ÉNONCÉ ÉCRIT A
Présentez toutes les lignes du bloc 1 sous forme de tableau Markdown à deux colonnes, « N° » pour le numéro de ligne et « Contenu » pour la ligne elle-même, sans les lignes vides.

EXTRAIT CHOISI
* * * *

A 15 ans, vos parents vous mettent sur un bateau, le Hoggar, direction Marseille. Pour que vous passiez votre Bac en France ?

Oui, j’ai fait toutes mes études en France.

Pourquoi ?

Parce que, après la guerre, il y a eu des conventions pour envoyer des petits Africains ici – on était colonisés, on était Français de fait, on n’était pas encore des immigrés. A condition que nos parents aient les moyens de payer le voyage.

Donc, un certain monsieur Chevallier vous accueille à Marseille et vous conduit chez lui, dans la Sarthe ?

Oui, monsieur Chevallier, un instituteur. Je me suis retrouvé seul dans mon village, à Saint-Calais. Et je m’emmerdais.

Ça doit faire bizarre de passer de Douala à Saint-Calais !

Forcément, c’est un autre monde ! Je n’étais pas seul dans ce cas. Tous les enfants africains qu’on avait envoyés en France avaient la même sensation que moi. Et on ne rentrait jamais chez nous : il n’y avait pas d’avions et Marseille-Douala, en bateau, ça se faisait en vingt-et-un jours. Donc, il y avait des colonies de vacances. C’est là qu’on a commencé à se connaître, nous les Africains. L’idée de la francophonie, l’idée-même de l’Afrique, est née comme ça, en France beaucoup plus qu’en Afrique. En Afrique, tu es Camerounais, tu es Sénégalais… Vous ne vous connaissez-pas, vous ne vous voyez pas. Mais ici, oui.

Vous avez offert trois kilos de café à monsieur Chevallier en arrivant. Pourquoi ?

Quand on venait d’Afrique, on amenait un cadeau. Et comme le café était rare dans le coin, amener trois kilos de café était un luxe. J’étais en pension et, le week-end, je retrouvais ma famille d’accueil.

Il y avait des disques ? De la musique ?

Non, non. La France profonde ! Il y avait la radio dans le salon mais, de toute façon, je n’avais pas le droit d’y toucher. Donc, c’était Tino Rossi, Edith Piaf… des gens comme ça.

Il y avait du Armstrong ou du Dizzy Gillespie à la radio ?

Dizzy Gillespie, non. Armstrong, oui. Il chantait « C’est si bon »…

Et Sidney Bechet, il passait à la radio ?

* * * *

DONNÉES À TRAITER
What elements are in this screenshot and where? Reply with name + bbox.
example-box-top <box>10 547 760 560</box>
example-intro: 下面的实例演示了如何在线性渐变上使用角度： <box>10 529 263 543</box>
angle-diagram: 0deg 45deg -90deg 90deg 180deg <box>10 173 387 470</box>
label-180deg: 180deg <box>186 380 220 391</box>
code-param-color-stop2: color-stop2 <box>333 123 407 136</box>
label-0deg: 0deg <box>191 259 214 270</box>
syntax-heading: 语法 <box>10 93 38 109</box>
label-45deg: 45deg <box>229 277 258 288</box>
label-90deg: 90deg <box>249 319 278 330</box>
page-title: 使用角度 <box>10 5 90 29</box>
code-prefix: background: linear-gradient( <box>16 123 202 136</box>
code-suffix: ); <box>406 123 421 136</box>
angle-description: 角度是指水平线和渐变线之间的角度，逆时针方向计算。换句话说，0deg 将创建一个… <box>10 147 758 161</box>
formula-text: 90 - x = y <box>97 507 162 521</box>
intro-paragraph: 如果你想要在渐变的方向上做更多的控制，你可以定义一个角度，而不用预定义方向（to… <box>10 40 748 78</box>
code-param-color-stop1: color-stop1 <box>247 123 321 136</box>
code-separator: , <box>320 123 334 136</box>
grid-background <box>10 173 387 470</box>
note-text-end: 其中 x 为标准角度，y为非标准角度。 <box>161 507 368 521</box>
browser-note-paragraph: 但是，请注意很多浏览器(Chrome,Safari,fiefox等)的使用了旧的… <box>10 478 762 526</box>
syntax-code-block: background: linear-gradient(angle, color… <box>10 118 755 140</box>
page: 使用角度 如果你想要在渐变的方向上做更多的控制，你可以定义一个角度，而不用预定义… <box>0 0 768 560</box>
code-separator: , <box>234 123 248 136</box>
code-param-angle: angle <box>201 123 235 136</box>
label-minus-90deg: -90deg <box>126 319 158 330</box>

* * * *

ÉNONCÉ ÉCRIT B
Recopiez sans rien changer le passage de l'extrait choisi qui commence aux mots « Quand on venait » et s'arrête après « gens comme ça. ».

RÉSULTAT A
| N° | Contenu |
|---|---|
| 1 | What elements are in this screenshot and where? Reply with name + bbox. |
| 2 | example-box-top <box>10 547 760 560</box> |
| 3 | example-intro: 下面的实例演示了如何在线性渐变上使用角度： <box>10 529 263 543</box> |
| 4 | angle-diagram: 0deg 45deg -90deg 90deg 180deg <box>10 173 387 470</box> |
| 5 | label-180deg: 180deg <box>186 380 220 391</box> |
| 6 | code-param-color-stop2: color-stop2 <box>333 123 407 136</box> |
| 7 | label-0deg: 0deg <box>191 259 214 270</box> |
| 8 | syntax-heading: 语法 <box>10 93 38 109</box> |
| 9 | label-45deg: 45deg <box>229 277 258 288</box> |
| 10 | label-90deg: 90deg <box>249 319 278 330</box> |
| 11 | page-title: 使用角度 <box>10 5 90 29</box> |
| 12 | code-prefix: background: linear-gradient( <box>16 123 202 136</box> |
| 13 | code-suffix: ); <box>406 123 421 136</box> |
| 14 | angle-description: 角度是指水平线和渐变线之间的角度，逆时针方向计算。换句话说，0deg 将创建一个… <box>10 147 758 161</box> |
| 15 | formula-text: 90 - x = y <box>97 507 162 521</box> |
| 16 | intro-paragraph: 如果你想要在渐变的方向上做更多的控制，你可以定义一个角度，而不用预定义方向（to… <box>10 40 748 78</box> |
| 17 | code-param-color-stop1: color-stop1 <box>247 123 321 136</box> |
| 18 | code-separator: , <box>320 123 334 136</box> |
| 19 | grid-background <box>10 173 387 470</box> |
| 20 | note-text-end: 其中 x 为标准角度，y为非标准角度。 <box>161 507 368 521</box> |
| 21 | browser-note-paragraph: 但是，请注意很多浏览器(Chrome,Safari,fiefox等)的使用了旧的… <box>10 478 762 526</box> |
| 22 | syntax-code-block: background: linear-gradient(angle, color… <box>10 118 755 140</box> |
| 23 | page: 使用角度 如果你想要在渐变的方向上做更多的控制，你可以定义一个角度，而不用预定义… <box>0 0 768 560</box> |
| 24 | code-separator: , <box>234 123 248 136</box> |
| 25 | code-param-angle: angle <box>201 123 235 136</box> |
| 26 | label-minus-90deg: -90deg <box>126 319 158 330</box> |

RÉSULTAT B
Quand on venait d’Afrique, on amenait un cadeau. Et comme le café était rare dans le coin, amener trois kilos de café était un luxe. J’étais en pension et, le week-end, je retrouvais ma famille d’accueil.

Il y avait des disques ? De la musique ?

Non, non. La France profonde ! Il y avait la radio dans le salon mais, de toute façon, je n’avais pas le droit d’y toucher. Donc, c’était Tino Rossi, Edith Piaf… des gens comme ça.